> [To be done]: Word for word, retype every entry in the listing.

[Stored data]
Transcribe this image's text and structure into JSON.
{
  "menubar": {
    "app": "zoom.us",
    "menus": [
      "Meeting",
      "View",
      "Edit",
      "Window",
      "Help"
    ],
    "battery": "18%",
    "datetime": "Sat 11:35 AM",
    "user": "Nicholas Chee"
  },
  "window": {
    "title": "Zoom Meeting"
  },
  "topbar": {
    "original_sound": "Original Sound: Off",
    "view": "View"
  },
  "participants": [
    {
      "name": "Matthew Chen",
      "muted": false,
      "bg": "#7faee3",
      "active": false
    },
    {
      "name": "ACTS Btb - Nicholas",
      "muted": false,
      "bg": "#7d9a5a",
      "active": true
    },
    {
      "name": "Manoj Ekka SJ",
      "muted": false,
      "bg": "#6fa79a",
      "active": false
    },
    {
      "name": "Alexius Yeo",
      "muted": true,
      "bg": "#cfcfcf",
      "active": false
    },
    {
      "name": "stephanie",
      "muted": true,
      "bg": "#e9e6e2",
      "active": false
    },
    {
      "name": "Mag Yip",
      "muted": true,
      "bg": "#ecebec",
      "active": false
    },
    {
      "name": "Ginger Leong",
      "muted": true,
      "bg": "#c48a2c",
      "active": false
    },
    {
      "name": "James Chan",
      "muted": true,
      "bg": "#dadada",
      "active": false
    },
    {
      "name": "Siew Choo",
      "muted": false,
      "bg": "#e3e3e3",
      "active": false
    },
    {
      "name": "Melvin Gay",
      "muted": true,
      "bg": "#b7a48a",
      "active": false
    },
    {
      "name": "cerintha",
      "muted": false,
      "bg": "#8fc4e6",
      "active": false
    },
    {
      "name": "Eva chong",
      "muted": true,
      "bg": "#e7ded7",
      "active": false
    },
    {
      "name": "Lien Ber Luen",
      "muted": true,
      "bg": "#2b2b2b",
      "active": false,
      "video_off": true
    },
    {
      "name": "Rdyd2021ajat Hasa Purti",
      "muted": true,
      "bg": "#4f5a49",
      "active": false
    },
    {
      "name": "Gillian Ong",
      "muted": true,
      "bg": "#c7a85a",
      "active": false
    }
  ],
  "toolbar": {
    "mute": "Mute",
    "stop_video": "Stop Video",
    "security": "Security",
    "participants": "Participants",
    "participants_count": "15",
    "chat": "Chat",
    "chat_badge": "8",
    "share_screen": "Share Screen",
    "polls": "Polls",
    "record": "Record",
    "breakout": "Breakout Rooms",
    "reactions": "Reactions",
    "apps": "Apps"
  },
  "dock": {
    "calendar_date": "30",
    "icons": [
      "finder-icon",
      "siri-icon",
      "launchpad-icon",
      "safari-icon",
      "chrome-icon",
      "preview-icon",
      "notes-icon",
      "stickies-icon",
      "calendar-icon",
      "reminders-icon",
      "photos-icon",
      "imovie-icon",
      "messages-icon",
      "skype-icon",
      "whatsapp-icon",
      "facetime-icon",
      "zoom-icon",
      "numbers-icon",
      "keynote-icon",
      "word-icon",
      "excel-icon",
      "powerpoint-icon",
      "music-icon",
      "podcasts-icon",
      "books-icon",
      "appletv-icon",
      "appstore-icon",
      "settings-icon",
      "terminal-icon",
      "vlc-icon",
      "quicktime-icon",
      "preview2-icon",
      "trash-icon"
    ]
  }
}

> [Answer to the exercise]:
Transcribe this image's text and structure into JSON.
{
  "menubar": {
    "app": "zoom.us",
    "menus": [
      "Meeting",
      "View",
      "Edit",
      "Window",
      "Help"
    ],
    "battery": "18%",
    "datetime": "Sat 11:35 AM",
    "user": "Nicholas Chee"
  },
  "window": {
    "title": "Zoom Meeting"
  },
  "topbar": {
    "original_sound": "Original Sound: Off",
    "view": "View"
  },
  "participants": [
    {
      "name": "Matthew Chen",
      "muted": false,
      "bg": "#7faee3",
      "active": false
    },
    {
      "name": "ACTS Btb - Nicholas",
      "muted": false,
      "bg": "#7d9a5a",
      "active": true
    },
    {
      "name": "Manoj Ekka SJ",
      "muted": false,
      "bg": "#6fa79a",
      "active": false
    },
    {
      "name": "Alexius Yeo",
      "muted": true,
      "bg": "#cfcfcf",
      "active": false
    },
    {
      "name": "stephanie",
      "muted": true,
      "bg": "#e9e6e2",
      "active": false
    },
    {
      "name": "Mag Yip",
      "muted": true,
      "bg": "#ecebec",
      "active": false
    },
    {
      "name": "Ginger Leong",
      "muted": true,
      "bg": "#c48a2c",
      "active": false
    },
    {
      "name": "James Chan",
      "muted": true,
      "bg": "#dadada",
      "active": false
    },
    {
      "name": "Siew Choo",
      "muted": false,
      "bg": "#e3e3e3",
      "active": false
    },
    {
      "name": "Melvin Gay",
      "muted": true,
      "bg": "#b7a48a",
      "active": false
    },
    {
      "name": "cerintha",
      "muted": false,
      "bg": "#8fc4e6",
      "active": false
    },
    {
      "name": "Eva chong",
      "muted": true,
      "bg": "#e7ded7",
      "active": false
    },
    {
      "name": "Lien Ber Luen",
      "muted": true,
      "bg": "#2b2b2b",
      "active": false,
      "video_off": true
    },
    {
      "name": "Rdyd2021ajat Hasa Purti",
      "muted": true,
      "bg": "#4f5a49",
      "active": false
    },
    {
      "name": "Gillian Ong",
      "muted": true,
      "bg": "#c7a85a",
      "active": false
    }
  ],
  "toolbar": {
    "mute": "Mute",
    "stop_video": "Stop Video",
    "security": "Security",
    "participants": "Participants",
    "participants_count": "15",
    "chat": "Chat",
    "chat_badge": "8",
    "share_screen": "Share Screen",
    "polls": "Polls",
    "record": "Record",
    "breakout": "Breakout Rooms",
    "reactions": "Reactions",
    "apps": "Apps"
  },
  "dock": {
    "calendar_date": "30",
    "icons": [
      "finder-icon",
      "siri-icon",
      "launchpad-icon",
      "safari-icon",
      "chrome-icon",
      "preview-icon",
      "notes-icon",
      "stickies-icon",
      "calendar-icon",
      "reminders-icon",
      "photos-icon",
      "imovie-icon",
      "messages-icon",
      "skype-icon",
      "whatsapp-icon",
      "facetime-icon",
      "zoom-icon",
      "numbers-icon",
      "keynote-icon",
      "word-icon",
      "excel-icon",
      "powerpoint-icon",
      "music-icon",
      "podcasts-icon",
      "books-icon",
      "appletv-icon",
      "appstore-icon",
      "settings-icon",
      "terminal-icon",
      "vlc-icon",
      "quicktime-icon",
      "preview2-icon",
      "trash-icon"
    ]
  }
}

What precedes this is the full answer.